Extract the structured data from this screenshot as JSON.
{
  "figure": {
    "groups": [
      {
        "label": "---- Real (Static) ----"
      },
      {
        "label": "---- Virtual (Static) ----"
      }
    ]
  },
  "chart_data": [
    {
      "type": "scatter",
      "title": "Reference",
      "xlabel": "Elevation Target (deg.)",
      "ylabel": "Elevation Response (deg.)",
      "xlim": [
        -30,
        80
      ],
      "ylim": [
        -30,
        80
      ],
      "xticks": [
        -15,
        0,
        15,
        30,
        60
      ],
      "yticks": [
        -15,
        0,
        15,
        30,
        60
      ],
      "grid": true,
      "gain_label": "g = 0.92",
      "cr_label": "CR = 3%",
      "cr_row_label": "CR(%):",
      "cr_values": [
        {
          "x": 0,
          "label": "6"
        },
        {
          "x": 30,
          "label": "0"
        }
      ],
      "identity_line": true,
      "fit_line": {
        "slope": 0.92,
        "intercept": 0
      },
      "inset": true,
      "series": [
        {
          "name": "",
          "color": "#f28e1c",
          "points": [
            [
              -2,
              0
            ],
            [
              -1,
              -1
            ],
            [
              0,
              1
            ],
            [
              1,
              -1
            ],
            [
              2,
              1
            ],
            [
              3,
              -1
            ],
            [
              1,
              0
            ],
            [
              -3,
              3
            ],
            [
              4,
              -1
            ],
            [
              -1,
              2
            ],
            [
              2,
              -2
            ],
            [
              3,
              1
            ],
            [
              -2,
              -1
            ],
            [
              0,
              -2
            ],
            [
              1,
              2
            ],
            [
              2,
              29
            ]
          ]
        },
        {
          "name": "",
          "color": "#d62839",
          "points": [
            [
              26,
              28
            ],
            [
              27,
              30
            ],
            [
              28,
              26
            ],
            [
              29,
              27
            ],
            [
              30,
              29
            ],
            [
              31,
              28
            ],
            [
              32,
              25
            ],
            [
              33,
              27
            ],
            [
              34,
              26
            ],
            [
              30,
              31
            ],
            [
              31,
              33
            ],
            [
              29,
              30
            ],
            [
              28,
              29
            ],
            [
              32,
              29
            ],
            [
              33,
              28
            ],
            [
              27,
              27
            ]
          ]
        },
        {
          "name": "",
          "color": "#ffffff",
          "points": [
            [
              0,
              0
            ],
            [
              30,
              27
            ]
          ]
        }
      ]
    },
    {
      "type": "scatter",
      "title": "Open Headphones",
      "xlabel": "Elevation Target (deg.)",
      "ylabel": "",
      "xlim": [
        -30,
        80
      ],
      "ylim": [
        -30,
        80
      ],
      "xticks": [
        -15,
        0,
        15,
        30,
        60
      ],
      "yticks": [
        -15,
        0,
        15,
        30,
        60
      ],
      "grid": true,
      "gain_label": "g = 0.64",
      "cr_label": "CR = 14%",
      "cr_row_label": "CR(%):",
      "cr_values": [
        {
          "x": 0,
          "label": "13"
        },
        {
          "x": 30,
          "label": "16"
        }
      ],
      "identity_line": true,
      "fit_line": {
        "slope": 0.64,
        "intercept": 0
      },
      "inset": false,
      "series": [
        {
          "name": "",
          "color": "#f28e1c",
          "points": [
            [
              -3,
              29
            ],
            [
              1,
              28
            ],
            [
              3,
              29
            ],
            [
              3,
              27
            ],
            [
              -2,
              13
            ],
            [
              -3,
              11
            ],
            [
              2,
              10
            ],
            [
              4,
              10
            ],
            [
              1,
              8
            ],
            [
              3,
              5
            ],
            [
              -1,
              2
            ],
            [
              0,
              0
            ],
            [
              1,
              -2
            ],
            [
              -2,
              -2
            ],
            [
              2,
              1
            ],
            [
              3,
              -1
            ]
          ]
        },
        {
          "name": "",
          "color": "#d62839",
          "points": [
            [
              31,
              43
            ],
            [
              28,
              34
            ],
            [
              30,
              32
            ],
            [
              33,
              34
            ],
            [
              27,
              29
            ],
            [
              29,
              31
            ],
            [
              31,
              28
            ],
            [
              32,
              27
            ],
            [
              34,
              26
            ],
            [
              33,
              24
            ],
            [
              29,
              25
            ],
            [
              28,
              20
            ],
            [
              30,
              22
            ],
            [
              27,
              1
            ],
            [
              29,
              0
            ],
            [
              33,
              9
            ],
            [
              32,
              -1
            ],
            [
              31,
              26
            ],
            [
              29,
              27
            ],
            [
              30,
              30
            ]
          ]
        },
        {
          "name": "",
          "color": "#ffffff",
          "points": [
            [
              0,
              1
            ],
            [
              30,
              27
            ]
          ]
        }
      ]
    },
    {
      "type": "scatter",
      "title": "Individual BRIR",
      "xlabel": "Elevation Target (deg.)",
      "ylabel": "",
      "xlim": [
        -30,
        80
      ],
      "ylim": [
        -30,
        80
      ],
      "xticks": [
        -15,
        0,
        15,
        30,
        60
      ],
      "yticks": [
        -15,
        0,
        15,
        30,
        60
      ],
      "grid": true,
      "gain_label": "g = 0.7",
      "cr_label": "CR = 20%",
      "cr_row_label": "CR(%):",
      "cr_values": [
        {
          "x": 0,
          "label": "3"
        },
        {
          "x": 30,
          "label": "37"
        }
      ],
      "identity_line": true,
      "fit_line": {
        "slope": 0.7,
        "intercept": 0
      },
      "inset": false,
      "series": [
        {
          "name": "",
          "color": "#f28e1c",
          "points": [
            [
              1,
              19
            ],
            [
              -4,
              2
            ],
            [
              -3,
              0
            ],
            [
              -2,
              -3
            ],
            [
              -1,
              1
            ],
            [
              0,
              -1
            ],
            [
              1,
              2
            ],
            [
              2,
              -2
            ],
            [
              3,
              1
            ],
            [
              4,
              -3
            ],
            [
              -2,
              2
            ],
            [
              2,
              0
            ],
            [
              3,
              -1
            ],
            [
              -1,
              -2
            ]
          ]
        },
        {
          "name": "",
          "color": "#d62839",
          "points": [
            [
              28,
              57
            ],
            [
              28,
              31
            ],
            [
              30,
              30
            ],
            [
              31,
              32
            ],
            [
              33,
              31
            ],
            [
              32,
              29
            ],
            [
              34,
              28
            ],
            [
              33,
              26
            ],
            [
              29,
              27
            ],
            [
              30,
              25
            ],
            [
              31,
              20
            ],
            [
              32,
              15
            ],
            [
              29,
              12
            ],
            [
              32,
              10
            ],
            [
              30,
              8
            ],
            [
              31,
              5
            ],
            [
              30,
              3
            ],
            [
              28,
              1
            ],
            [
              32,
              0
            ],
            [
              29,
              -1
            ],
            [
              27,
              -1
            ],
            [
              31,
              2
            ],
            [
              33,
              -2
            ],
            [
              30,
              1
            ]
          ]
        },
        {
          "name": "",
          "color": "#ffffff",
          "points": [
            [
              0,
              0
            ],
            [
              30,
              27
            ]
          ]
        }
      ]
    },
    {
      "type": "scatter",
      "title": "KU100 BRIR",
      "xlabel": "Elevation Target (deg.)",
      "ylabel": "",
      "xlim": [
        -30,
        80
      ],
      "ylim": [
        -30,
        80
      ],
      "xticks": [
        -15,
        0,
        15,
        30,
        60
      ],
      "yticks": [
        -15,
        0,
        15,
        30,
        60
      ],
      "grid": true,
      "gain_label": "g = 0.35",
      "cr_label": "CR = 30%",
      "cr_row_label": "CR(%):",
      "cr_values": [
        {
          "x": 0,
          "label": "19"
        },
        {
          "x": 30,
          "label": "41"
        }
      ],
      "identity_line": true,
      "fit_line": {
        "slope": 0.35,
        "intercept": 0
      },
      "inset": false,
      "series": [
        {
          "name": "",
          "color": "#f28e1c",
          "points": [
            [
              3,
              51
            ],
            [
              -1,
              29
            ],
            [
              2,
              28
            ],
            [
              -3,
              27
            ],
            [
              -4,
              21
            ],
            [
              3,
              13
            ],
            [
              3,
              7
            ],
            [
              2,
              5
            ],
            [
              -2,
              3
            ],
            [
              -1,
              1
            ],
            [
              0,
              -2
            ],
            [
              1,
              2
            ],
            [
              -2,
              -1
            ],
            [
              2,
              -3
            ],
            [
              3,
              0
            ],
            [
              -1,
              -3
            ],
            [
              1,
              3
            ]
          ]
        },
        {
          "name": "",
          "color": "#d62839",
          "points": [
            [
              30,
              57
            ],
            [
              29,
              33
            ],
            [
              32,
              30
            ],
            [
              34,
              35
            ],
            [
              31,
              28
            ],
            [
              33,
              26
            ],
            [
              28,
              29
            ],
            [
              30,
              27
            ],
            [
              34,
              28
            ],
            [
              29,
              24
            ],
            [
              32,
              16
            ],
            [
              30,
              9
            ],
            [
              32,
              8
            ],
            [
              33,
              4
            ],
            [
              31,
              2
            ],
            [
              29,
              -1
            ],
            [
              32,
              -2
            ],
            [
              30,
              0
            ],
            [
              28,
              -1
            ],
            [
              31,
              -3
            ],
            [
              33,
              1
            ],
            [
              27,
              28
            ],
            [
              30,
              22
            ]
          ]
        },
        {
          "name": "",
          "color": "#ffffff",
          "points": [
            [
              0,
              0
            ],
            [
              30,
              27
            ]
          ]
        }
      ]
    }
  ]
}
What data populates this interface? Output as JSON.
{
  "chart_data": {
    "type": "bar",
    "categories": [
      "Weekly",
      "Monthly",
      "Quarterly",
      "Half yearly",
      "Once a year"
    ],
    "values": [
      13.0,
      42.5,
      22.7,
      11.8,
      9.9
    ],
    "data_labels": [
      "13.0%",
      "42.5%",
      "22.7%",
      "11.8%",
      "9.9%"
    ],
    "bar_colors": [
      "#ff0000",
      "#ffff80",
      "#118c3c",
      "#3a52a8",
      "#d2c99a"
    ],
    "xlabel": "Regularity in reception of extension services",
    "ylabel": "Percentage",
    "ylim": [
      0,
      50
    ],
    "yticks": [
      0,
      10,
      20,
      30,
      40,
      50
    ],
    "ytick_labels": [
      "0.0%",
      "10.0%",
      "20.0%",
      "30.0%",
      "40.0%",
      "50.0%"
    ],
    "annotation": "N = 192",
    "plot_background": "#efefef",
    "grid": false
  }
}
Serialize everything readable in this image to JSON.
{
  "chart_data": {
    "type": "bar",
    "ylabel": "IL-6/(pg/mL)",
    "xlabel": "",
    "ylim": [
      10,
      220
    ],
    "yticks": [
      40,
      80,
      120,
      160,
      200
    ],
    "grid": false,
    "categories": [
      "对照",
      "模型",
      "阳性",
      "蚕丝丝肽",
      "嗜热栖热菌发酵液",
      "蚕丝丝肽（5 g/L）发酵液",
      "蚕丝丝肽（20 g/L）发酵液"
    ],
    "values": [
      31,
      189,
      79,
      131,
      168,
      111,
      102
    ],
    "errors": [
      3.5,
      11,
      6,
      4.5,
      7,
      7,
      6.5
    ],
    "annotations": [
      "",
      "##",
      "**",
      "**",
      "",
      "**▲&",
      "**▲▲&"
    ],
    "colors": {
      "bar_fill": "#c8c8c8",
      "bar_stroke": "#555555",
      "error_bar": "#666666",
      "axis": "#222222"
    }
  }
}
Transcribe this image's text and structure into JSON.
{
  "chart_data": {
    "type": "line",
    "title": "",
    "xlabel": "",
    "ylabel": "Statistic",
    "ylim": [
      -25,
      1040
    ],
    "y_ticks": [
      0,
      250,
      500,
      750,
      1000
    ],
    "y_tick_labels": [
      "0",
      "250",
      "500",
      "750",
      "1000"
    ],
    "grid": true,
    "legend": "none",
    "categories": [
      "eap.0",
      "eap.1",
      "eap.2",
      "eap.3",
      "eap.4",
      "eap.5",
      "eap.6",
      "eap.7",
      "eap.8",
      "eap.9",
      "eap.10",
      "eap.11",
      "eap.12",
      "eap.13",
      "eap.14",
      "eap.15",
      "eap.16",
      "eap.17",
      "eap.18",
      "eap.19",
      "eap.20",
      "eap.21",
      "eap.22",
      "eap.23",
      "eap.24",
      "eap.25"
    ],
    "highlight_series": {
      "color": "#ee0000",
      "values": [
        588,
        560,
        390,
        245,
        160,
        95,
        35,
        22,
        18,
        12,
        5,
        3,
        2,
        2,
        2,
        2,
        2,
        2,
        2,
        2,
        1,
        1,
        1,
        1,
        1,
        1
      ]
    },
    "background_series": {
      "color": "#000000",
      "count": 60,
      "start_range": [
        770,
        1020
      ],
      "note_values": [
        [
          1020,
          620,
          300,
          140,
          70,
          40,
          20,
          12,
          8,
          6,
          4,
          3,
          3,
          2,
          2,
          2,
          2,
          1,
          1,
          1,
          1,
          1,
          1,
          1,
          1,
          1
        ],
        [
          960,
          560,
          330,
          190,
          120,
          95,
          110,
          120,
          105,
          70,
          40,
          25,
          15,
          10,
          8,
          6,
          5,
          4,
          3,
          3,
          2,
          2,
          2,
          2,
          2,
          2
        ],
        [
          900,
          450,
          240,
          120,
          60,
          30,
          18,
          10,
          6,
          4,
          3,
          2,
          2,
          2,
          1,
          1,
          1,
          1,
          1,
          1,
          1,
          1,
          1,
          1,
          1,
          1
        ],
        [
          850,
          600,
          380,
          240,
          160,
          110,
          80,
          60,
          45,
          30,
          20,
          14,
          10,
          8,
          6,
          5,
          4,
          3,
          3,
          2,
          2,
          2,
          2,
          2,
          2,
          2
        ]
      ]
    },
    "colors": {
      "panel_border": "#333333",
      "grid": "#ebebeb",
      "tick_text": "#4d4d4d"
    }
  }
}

## Task goal
How many lines of the listing include the string "this"? Answer with the number alone.

## Written response
4